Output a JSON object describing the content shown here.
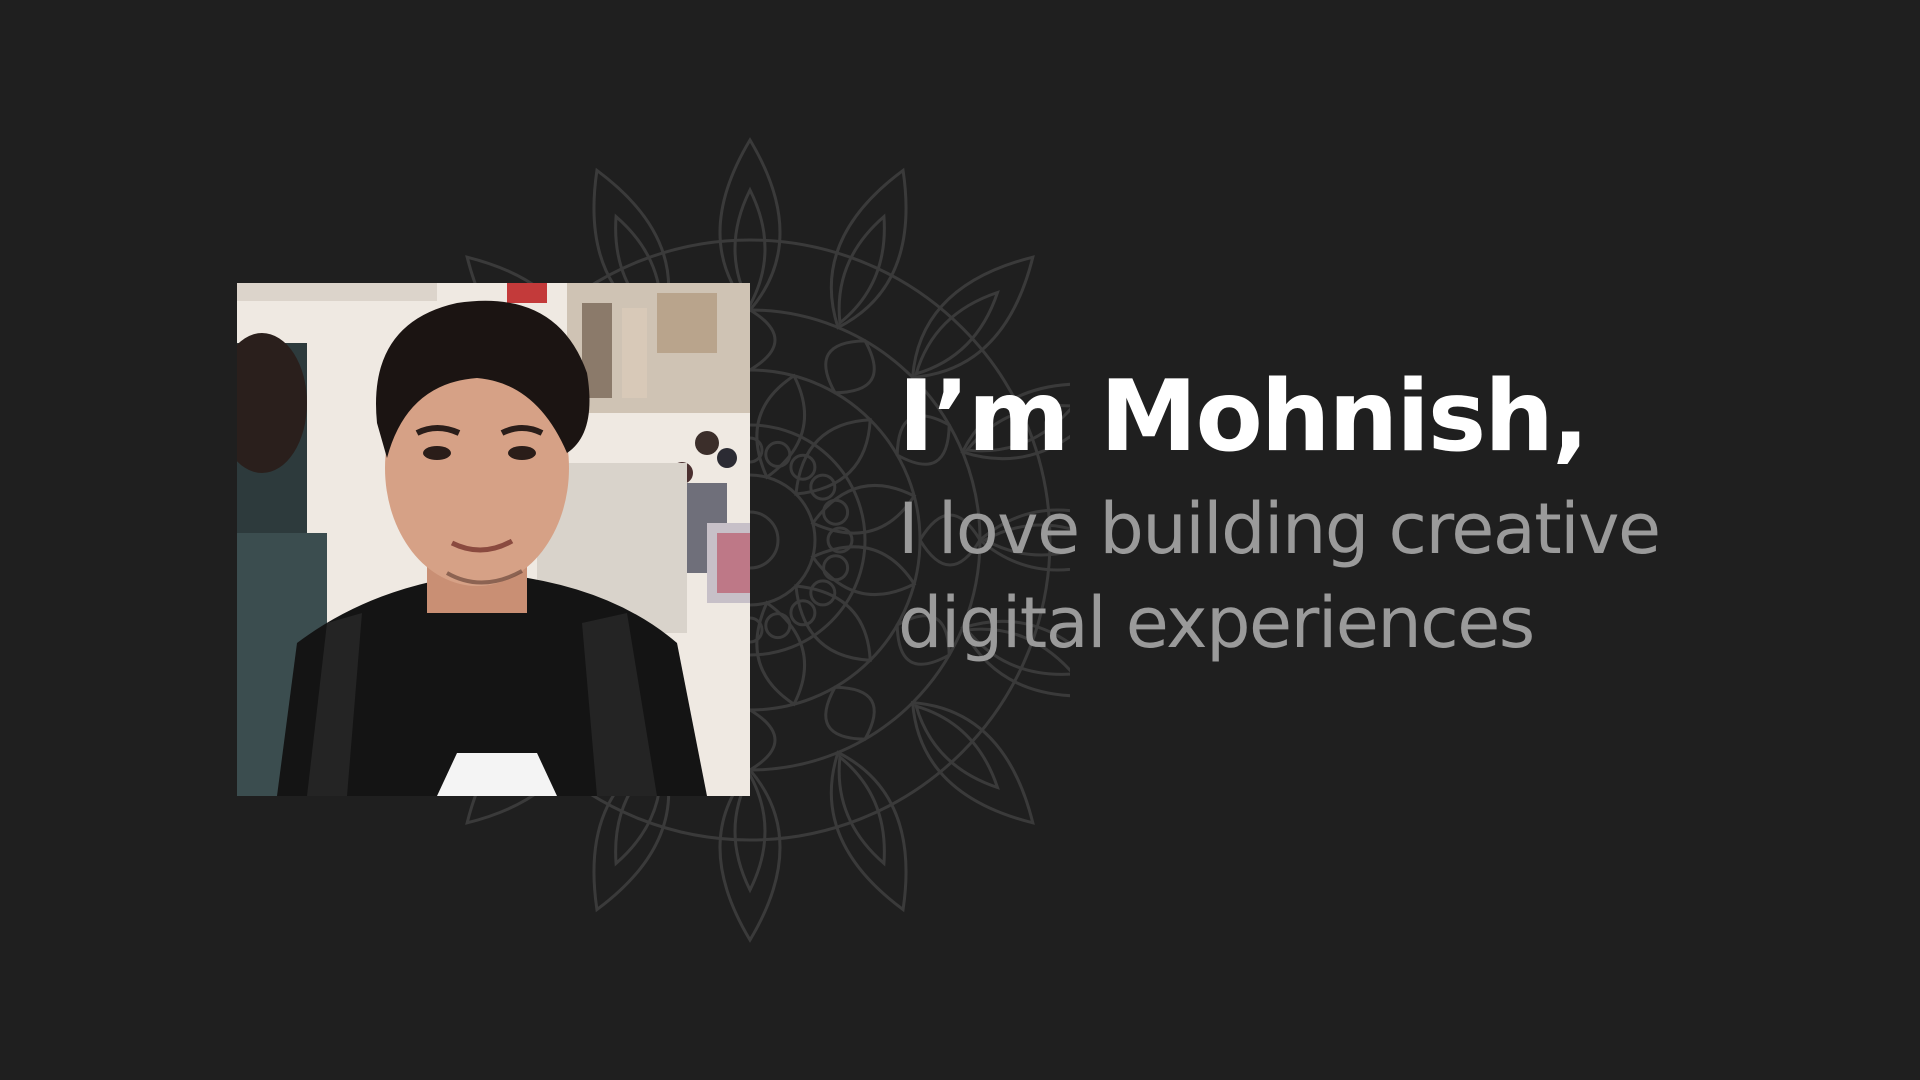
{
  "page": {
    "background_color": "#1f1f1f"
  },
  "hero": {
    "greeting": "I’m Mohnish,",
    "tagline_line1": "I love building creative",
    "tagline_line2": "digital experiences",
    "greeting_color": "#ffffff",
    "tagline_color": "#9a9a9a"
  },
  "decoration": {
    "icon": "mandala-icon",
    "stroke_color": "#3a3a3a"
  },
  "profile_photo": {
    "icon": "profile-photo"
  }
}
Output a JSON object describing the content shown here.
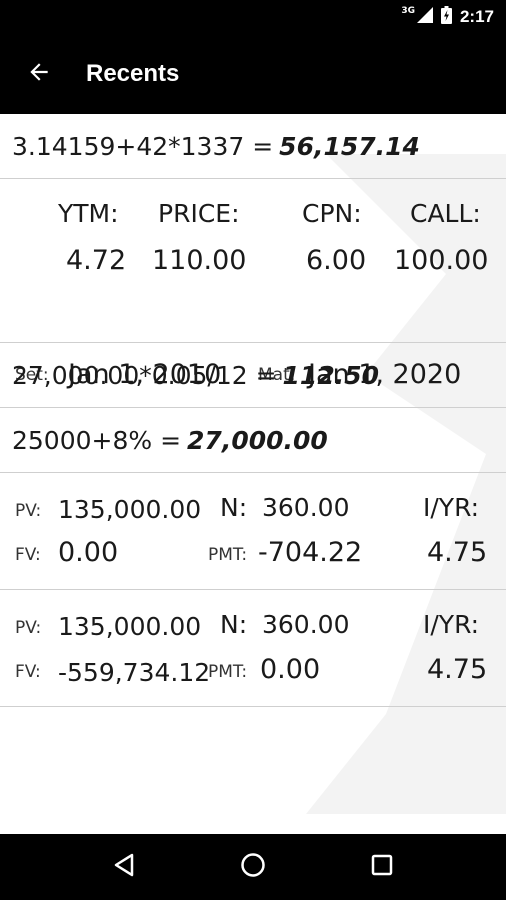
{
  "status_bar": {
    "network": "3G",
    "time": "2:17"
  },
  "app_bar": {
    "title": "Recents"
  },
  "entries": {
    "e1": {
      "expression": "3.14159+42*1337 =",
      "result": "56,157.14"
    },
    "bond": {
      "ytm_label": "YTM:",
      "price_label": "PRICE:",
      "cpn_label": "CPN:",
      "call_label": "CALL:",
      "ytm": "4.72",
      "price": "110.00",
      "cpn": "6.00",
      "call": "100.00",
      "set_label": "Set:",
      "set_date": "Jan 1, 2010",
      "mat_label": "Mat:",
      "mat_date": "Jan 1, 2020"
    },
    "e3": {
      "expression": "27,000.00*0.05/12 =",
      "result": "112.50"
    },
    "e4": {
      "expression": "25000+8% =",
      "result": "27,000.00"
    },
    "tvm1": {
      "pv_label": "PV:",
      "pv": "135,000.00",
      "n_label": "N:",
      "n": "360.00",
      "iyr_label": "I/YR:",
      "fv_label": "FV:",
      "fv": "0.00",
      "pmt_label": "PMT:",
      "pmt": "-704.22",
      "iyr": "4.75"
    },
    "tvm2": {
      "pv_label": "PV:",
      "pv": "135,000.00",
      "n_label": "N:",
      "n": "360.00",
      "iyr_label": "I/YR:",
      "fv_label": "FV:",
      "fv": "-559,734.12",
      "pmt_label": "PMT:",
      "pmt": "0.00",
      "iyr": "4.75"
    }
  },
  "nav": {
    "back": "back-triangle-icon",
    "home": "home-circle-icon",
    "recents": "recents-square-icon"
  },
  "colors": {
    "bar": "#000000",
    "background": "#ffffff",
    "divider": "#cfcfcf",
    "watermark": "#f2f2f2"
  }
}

================================

Return the material word for word. Pictures are not part of the copy.

• Exercise solution:
Output a JSON object describing the content shown here.
{
  "page": {
    "background_color": "#1f1f1f"
  },
  "hero": {
    "greeting": "I’m Mohnish,",
    "tagline_line1": "I love building creative",
    "tagline_line2": "digital experiences",
    "greeting_color": "#ffffff",
    "tagline_color": "#9a9a9a"
  },
  "decoration": {
    "icon": "mandala-icon",
    "stroke_color": "#3a3a3a"
  },
  "profile_photo": {
    "icon": "profile-photo"
  }
}
Output a JSON object describing the content shown here.
{
  "status_bar": {
    "network": "3G",
    "time": "2:17"
  },
  "app_bar": {
    "title": "Recents"
  },
  "entries": {
    "e1": {
      "expression": "3.14159+42*1337 =",
      "result": "56,157.14"
    },
    "bond": {
      "ytm_label": "YTM:",
      "price_label": "PRICE:",
      "cpn_label": "CPN:",
      "call_label": "CALL:",
      "ytm": "4.72",
      "price": "110.00",
      "cpn": "6.00",
      "call": "100.00",
      "set_label": "Set:",
      "set_date": "Jan 1, 2010",
      "mat_label": "Mat:",
      "mat_date": "Jan 1, 2020"
    },
    "e3": {
      "expression": "27,000.00*0.05/12 =",
      "result": "112.50"
    },
    "e4": {
      "expression": "25000+8% =",
      "result": "27,000.00"
    },
    "tvm1": {
      "pv_label": "PV:",
      "pv": "135,000.00",
      "n_label": "N:",
      "n": "360.00",
      "iyr_label": "I/YR:",
      "fv_label": "FV:",
      "fv": "0.00",
      "pmt_label": "PMT:",
      "pmt": "-704.22",
      "iyr": "4.75"
    },
    "tvm2": {
      "pv_label": "PV:",
      "pv": "135,000.00",
      "n_label": "N:",
      "n": "360.00",
      "iyr_label": "I/YR:",
      "fv_label": "FV:",
      "fv": "-559,734.12",
      "pmt_label": "PMT:",
      "pmt": "0.00",
      "iyr": "4.75"
    }
  },
  "nav": {
    "back": "back-triangle-icon",
    "home": "home-circle-icon",
    "recents": "recents-square-icon"
  },
  "colors": {
    "bar": "#000000",
    "background": "#ffffff",
    "divider": "#cfcfcf",
    "watermark": "#f2f2f2"
  }
}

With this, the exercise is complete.